# [TASK]
Copy out verbatim the lines from the one containing "draw-point: [107, 34, 113, 40]" through the one containing "draw-point: [459, 270, 467, 277]", inclusive of both.

# [DATA PROVIDED]
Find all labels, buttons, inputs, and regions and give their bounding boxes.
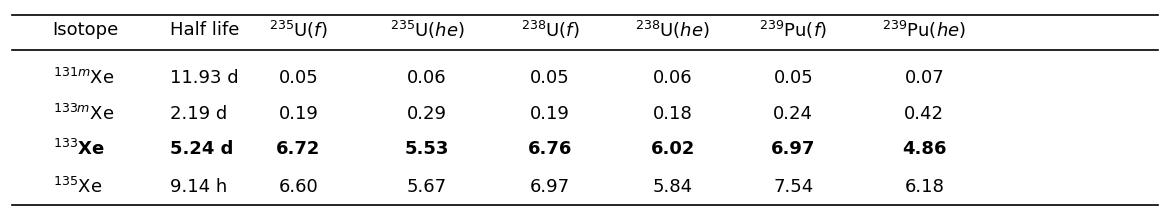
Text: 0.29: 0.29 [407,105,447,123]
Text: 0.05: 0.05 [278,69,318,87]
Text: 5.84: 5.84 [653,178,693,196]
Text: 6.02: 6.02 [651,140,695,158]
Text: 7.54: 7.54 [773,178,813,196]
Text: 6.97: 6.97 [530,178,570,196]
Text: 6.18: 6.18 [904,178,944,196]
Text: 6.72: 6.72 [276,140,321,158]
Text: 0.19: 0.19 [530,105,570,123]
Text: 0.06: 0.06 [653,69,693,87]
Text: $^{238}$U($he$): $^{238}$U($he$) [635,19,710,41]
Text: $^{238}$U($f$): $^{238}$U($f$) [521,19,579,41]
Text: 6.60: 6.60 [278,178,318,196]
Text: 6.76: 6.76 [528,140,572,158]
Text: 11.93 d: 11.93 d [170,69,239,87]
Text: 0.05: 0.05 [773,69,813,87]
Text: 6.97: 6.97 [771,140,815,158]
Text: 5.53: 5.53 [405,140,449,158]
Text: $^{133m}$Xe: $^{133m}$Xe [53,104,113,124]
Text: $^{239}$Pu($he$): $^{239}$Pu($he$) [882,19,966,41]
Text: 0.42: 0.42 [904,105,944,123]
Text: 2.19 d: 2.19 d [170,105,227,123]
Text: 4.86: 4.86 [902,140,947,158]
Text: $^{131m}$Xe: $^{131m}$Xe [53,68,115,88]
Text: $^{133}$$\bf{Xe}$: $^{133}$$\bf{Xe}$ [53,139,104,159]
Text: 0.05: 0.05 [530,69,570,87]
Text: 0.18: 0.18 [653,105,693,123]
Text: 5.67: 5.67 [407,178,447,196]
Text: 0.24: 0.24 [773,105,813,123]
Text: $^{135}$Xe: $^{135}$Xe [53,177,102,197]
Text: 5.24 d: 5.24 d [170,140,233,158]
Text: Half life: Half life [170,21,239,39]
Text: 0.19: 0.19 [278,105,318,123]
Text: $^{235}$U($he$): $^{235}$U($he$) [390,19,464,41]
Text: 0.06: 0.06 [407,69,447,87]
Text: Isotope: Isotope [53,21,119,39]
Text: $^{239}$Pu($f$): $^{239}$Pu($f$) [759,19,827,41]
Text: 0.07: 0.07 [904,69,944,87]
Text: 9.14 h: 9.14 h [170,178,227,196]
Text: $^{235}$U($f$): $^{235}$U($f$) [269,19,328,41]
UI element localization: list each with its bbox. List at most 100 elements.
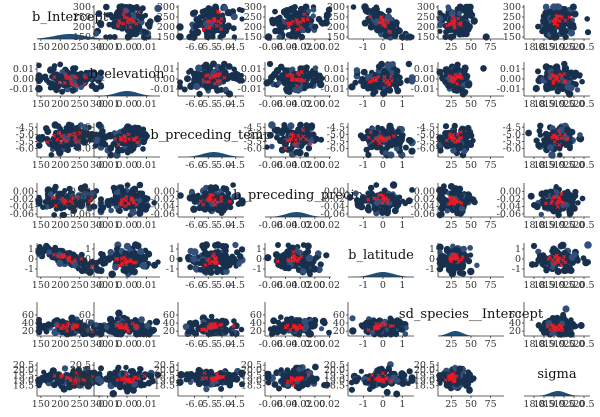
draw-point: [107, 34, 113, 40]
sample-marker: [567, 15, 572, 20]
draw-point: [307, 70, 314, 76]
x-tick-label: 150: [32, 339, 50, 350]
x-tick-label: 0.01: [136, 42, 157, 53]
posterior-cloud: [436, 3, 490, 41]
draw-point: [569, 3, 577, 11]
draw-point: [464, 124, 472, 132]
draw-point: [297, 65, 304, 72]
x-tick-label: 1: [399, 160, 405, 171]
x-tick-label: 150: [32, 42, 50, 53]
draw-point: [221, 69, 229, 77]
draw-point: [94, 136, 101, 143]
x-tick-label: 25: [445, 99, 457, 110]
x-tick-label: 0.02: [319, 220, 340, 231]
draw-point: [459, 270, 467, 277]
x-tick-label: -4.5: [227, 280, 245, 291]
draw-point: [150, 326, 157, 334]
draw-point: [384, 62, 392, 70]
draw-point: [268, 74, 276, 82]
x-tick-label: -0.01: [95, 99, 119, 110]
sample-marker: [285, 73, 290, 78]
sample-marker: [128, 25, 133, 30]
draw-point: [278, 314, 284, 321]
sample-markers: [367, 74, 394, 87]
y-tick-label: 250: [327, 12, 345, 23]
draw-point: [319, 75, 325, 81]
sample-markers: [116, 8, 142, 30]
draw-point: [269, 16, 276, 24]
draw-point: [557, 242, 565, 250]
sample-markers: [52, 72, 88, 88]
x-tick-label: 75: [485, 220, 497, 231]
sample-marker: [298, 25, 303, 30]
draw-point: [144, 21, 151, 27]
sample-marker: [389, 74, 394, 79]
draw-point: [291, 4, 298, 10]
draw-point: [98, 323, 105, 330]
x-tick-label: 18.5: [533, 42, 554, 53]
draw-point: [359, 76, 366, 83]
draw-point: [548, 151, 556, 159]
draw-point: [227, 204, 234, 211]
draw-point: [272, 8, 278, 15]
x-tick-label: 0.00: [116, 220, 137, 231]
draw-point: [304, 248, 312, 255]
draw-point: [54, 74, 61, 81]
sample-marker: [218, 71, 223, 76]
draw-point: [313, 72, 321, 80]
draw-point: [449, 207, 456, 214]
x-tick-label: 20.5: [573, 160, 594, 171]
y-tick-label: 150: [417, 32, 435, 43]
draw-point: [353, 197, 361, 204]
draw-point: [292, 86, 300, 94]
draw-point: [525, 129, 532, 137]
sample-marker: [74, 83, 79, 88]
draw-point: [582, 258, 590, 267]
sample-marker: [458, 20, 463, 25]
draw-point: [274, 134, 280, 141]
draw-point: [566, 209, 574, 217]
draw-point: [129, 250, 135, 257]
draw-point: [95, 10, 103, 17]
draw-point: [214, 265, 221, 272]
x-tick-label: 50: [465, 42, 477, 53]
draw-point: [447, 183, 455, 190]
draw-point: [385, 7, 392, 14]
draw-point: [36, 62, 42, 69]
draw-point: [584, 29, 592, 36]
draw-point: [361, 19, 369, 27]
draw-point: [199, 258, 206, 265]
panel-b_preceding_precip-vs-b_preceding_temp: -4.5-5.0-5.5-6.0-0.06-0.04-0.020.000.02: [244, 121, 340, 171]
draw-point: [538, 190, 546, 198]
x-tick-label: 75: [485, 42, 497, 53]
draw-point: [236, 253, 244, 260]
draw-point: [388, 25, 396, 33]
panel-b_preceding_temp-vs-b_latitude: 10-1-6.0-5.5-5.0-4.5: [166, 241, 246, 291]
draw-point: [63, 125, 69, 131]
draw-point: [230, 258, 237, 265]
draw-point: [219, 252, 226, 259]
x-tick-label: 75: [485, 99, 497, 110]
draw-point: [141, 328, 149, 336]
sample-marker: [305, 17, 310, 22]
draw-point: [194, 71, 201, 78]
draw-point: [390, 21, 397, 27]
draw-point: [219, 243, 227, 250]
draw-point: [454, 6, 461, 12]
draw-point: [46, 249, 52, 255]
draw-point: [274, 27, 282, 34]
y-tick-label: -1: [253, 264, 262, 275]
draw-point: [362, 82, 369, 89]
y-tick-label: -0.06: [10, 209, 34, 220]
draw-point: [541, 16, 547, 22]
draw-point: [70, 70, 76, 76]
y-tick-label: 0.01: [241, 64, 262, 75]
sample-marker: [289, 77, 294, 82]
draw-point: [380, 89, 388, 97]
y-tick-label: -1: [82, 264, 91, 275]
draw-point: [218, 86, 225, 93]
sample-markers: [445, 14, 463, 30]
sample-marker: [563, 18, 568, 23]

# [REPLY TO THE TASK]
draw-point: [107, 34, 113, 40]
sample-marker: [567, 15, 572, 20]
draw-point: [307, 70, 314, 76]
x-tick-label: 150: [32, 339, 50, 350]
x-tick-label: 0.01: [136, 42, 157, 53]
posterior-cloud: [436, 3, 490, 41]
draw-point: [569, 3, 577, 11]
draw-point: [464, 124, 472, 132]
draw-point: [297, 65, 304, 72]
x-tick-label: 1: [399, 160, 405, 171]
x-tick-label: 150: [32, 42, 50, 53]
draw-point: [221, 69, 229, 77]
draw-point: [94, 136, 101, 143]
x-tick-label: 25: [445, 99, 457, 110]
x-tick-label: 0.02: [319, 220, 340, 231]
draw-point: [459, 270, 467, 277]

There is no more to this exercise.